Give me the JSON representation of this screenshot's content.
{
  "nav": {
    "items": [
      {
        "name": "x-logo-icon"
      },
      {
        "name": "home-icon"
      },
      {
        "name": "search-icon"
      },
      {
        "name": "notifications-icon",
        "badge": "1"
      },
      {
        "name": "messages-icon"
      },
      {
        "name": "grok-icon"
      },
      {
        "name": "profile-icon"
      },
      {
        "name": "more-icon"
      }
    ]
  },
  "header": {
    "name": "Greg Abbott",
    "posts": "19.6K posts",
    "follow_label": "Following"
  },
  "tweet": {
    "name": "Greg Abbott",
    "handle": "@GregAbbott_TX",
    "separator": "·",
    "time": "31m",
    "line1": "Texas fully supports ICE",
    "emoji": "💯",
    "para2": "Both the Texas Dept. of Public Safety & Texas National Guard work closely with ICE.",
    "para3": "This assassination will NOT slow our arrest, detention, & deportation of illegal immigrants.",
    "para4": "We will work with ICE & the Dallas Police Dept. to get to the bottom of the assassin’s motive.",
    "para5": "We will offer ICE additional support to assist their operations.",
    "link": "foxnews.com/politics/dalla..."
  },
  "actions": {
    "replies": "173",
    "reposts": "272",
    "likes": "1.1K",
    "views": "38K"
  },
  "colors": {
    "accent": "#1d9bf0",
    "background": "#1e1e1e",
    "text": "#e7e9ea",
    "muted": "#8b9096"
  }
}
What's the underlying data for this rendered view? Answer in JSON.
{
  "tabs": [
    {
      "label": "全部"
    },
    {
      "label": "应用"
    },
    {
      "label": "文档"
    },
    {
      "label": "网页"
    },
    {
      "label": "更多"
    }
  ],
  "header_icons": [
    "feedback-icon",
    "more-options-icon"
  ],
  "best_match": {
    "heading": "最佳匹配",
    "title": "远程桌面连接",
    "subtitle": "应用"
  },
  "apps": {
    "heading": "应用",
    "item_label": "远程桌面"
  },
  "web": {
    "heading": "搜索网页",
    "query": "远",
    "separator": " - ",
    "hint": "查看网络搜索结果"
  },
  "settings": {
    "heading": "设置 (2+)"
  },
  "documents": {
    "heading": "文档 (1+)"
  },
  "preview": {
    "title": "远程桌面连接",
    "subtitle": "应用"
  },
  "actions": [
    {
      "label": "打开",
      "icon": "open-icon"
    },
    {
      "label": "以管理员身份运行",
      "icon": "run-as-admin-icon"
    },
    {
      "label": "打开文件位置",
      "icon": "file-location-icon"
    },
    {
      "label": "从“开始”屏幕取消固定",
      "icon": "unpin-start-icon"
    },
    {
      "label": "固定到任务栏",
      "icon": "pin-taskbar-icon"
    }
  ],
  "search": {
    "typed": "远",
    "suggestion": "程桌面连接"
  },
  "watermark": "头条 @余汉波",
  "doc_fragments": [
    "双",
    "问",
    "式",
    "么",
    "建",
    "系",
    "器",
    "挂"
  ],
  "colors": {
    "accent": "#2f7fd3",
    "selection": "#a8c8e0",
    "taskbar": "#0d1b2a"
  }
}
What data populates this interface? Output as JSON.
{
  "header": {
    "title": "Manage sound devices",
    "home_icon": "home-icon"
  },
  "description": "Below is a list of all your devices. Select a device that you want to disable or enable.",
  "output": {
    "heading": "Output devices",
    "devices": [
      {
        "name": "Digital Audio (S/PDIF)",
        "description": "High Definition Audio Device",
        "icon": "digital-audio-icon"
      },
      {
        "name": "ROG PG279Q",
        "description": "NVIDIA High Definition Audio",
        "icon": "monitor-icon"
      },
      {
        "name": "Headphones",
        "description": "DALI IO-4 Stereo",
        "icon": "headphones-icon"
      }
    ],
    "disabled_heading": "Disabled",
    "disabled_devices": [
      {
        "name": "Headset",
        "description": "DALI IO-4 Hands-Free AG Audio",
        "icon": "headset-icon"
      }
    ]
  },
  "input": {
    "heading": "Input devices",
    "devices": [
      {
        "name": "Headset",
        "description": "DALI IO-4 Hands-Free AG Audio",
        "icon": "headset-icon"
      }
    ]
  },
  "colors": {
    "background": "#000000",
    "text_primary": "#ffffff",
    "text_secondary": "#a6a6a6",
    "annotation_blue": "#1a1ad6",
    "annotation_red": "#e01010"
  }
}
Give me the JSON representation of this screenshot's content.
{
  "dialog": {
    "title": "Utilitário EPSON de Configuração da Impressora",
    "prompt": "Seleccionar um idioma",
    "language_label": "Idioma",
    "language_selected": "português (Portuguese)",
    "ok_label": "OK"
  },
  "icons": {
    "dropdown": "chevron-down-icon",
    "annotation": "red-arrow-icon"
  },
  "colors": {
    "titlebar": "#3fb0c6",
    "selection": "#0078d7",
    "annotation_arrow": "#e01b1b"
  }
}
**********
INSTRUCTION:
Repeat the records above in full, character for character.

RESULT OF THIS EXERCISE:
Give me the JSON representation of this screenshot's content.
{
  "nav": {
    "items": [
      {
        "name": "x-logo-icon"
      },
      {
        "name": "home-icon"
      },
      {
        "name": "search-icon"
      },
      {
        "name": "notifications-icon",
        "badge": "1"
      },
      {
        "name": "messages-icon"
      },
      {
        "name": "grok-icon"
      },
      {
        "name": "profile-icon"
      },
      {
        "name": "more-icon"
      }
    ]
  },
  "header": {
    "name": "Greg Abbott",
    "posts": "19.6K posts",
    "follow_label": "Following"
  },
  "tweet": {
    "name": "Greg Abbott",
    "handle": "@GregAbbott_TX",
    "separator": "·",
    "time": "31m",
    "line1": "Texas fully supports ICE",
    "emoji": "💯",
    "para2": "Both the Texas Dept. of Public Safety & Texas National Guard work closely with ICE.",
    "para3": "This assassination will NOT slow our arrest, detention, & deportation of illegal immigrants.",
    "para4": "We will work with ICE & the Dallas Police Dept. to get to the bottom of the assassin’s motive.",
    "para5": "We will offer ICE additional support to assist their operations.",
    "link": "foxnews.com/politics/dalla..."
  },
  "actions": {
    "replies": "173",
    "reposts": "272",
    "likes": "1.1K",
    "views": "38K"
  },
  "colors": {
    "accent": "#1d9bf0",
    "background": "#1e1e1e",
    "text": "#e7e9ea",
    "muted": "#8b9096"
  }
}
What's the underlying data for this rendered view? Answer in JSON.
{
  "tabs": [
    {
      "label": "全部"
    },
    {
      "label": "应用"
    },
    {
      "label": "文档"
    },
    {
      "label": "网页"
    },
    {
      "label": "更多"
    }
  ],
  "header_icons": [
    "feedback-icon",
    "more-options-icon"
  ],
  "best_match": {
    "heading": "最佳匹配",
    "title": "远程桌面连接",
    "subtitle": "应用"
  },
  "apps": {
    "heading": "应用",
    "item_label": "远程桌面"
  },
  "web": {
    "heading": "搜索网页",
    "query": "远",
    "separator": " - ",
    "hint": "查看网络搜索结果"
  },
  "settings": {
    "heading": "设置 (2+)"
  },
  "documents": {
    "heading": "文档 (1+)"
  },
  "preview": {
    "title": "远程桌面连接",
    "subtitle": "应用"
  },
  "actions": [
    {
      "label": "打开",
      "icon": "open-icon"
    },
    {
      "label": "以管理员身份运行",
      "icon": "run-as-admin-icon"
    },
    {
      "label": "打开文件位置",
      "icon": "file-location-icon"
    },
    {
      "label": "从“开始”屏幕取消固定",
      "icon": "unpin-start-icon"
    },
    {
      "label": "固定到任务栏",
      "icon": "pin-taskbar-icon"
    }
  ],
  "search": {
    "typed": "远",
    "suggestion": "程桌面连接"
  },
  "watermark": "头条 @余汉波",
  "doc_fragments": [
    "双",
    "问",
    "式",
    "么",
    "建",
    "系",
    "器",
    "挂"
  ],
  "colors": {
    "accent": "#2f7fd3",
    "selection": "#a8c8e0",
    "taskbar": "#0d1b2a"
  }
}
What data populates this interface? Output as JSON.
{
  "header": {
    "title": "Manage sound devices",
    "home_icon": "home-icon"
  },
  "description": "Below is a list of all your devices. Select a device that you want to disable or enable.",
  "output": {
    "heading": "Output devices",
    "devices": [
      {
        "name": "Digital Audio (S/PDIF)",
        "description": "High Definition Audio Device",
        "icon": "digital-audio-icon"
      },
      {
        "name": "ROG PG279Q",
        "description": "NVIDIA High Definition Audio",
        "icon": "monitor-icon"
      },
      {
        "name": "Headphones",
        "description": "DALI IO-4 Stereo",
        "icon": "headphones-icon"
      }
    ],
    "disabled_heading": "Disabled",
    "disabled_devices": [
      {
        "name": "Headset",
        "description": "DALI IO-4 Hands-Free AG Audio",
        "icon": "headset-icon"
      }
    ]
  },
  "input": {
    "heading": "Input devices",
    "devices": [
      {
        "name": "Headset",
        "description": "DALI IO-4 Hands-Free AG Audio",
        "icon": "headset-icon"
      }
    ]
  },
  "colors": {
    "background": "#000000",
    "text_primary": "#ffffff",
    "text_secondary": "#a6a6a6",
    "annotation_blue": "#1a1ad6",
    "annotation_red": "#e01010"
  }
}
Give me the JSON representation of this screenshot's content.
{
  "dialog": {
    "title": "Utilitário EPSON de Configuração da Impressora",
    "prompt": "Seleccionar um idioma",
    "language_label": "Idioma",
    "language_selected": "português (Portuguese)",
    "ok_label": "OK"
  },
  "icons": {
    "dropdown": "chevron-down-icon",
    "annotation": "red-arrow-icon"
  },
  "colors": {
    "titlebar": "#3fb0c6",
    "selection": "#0078d7",
    "annotation_arrow": "#e01b1b"
  }
}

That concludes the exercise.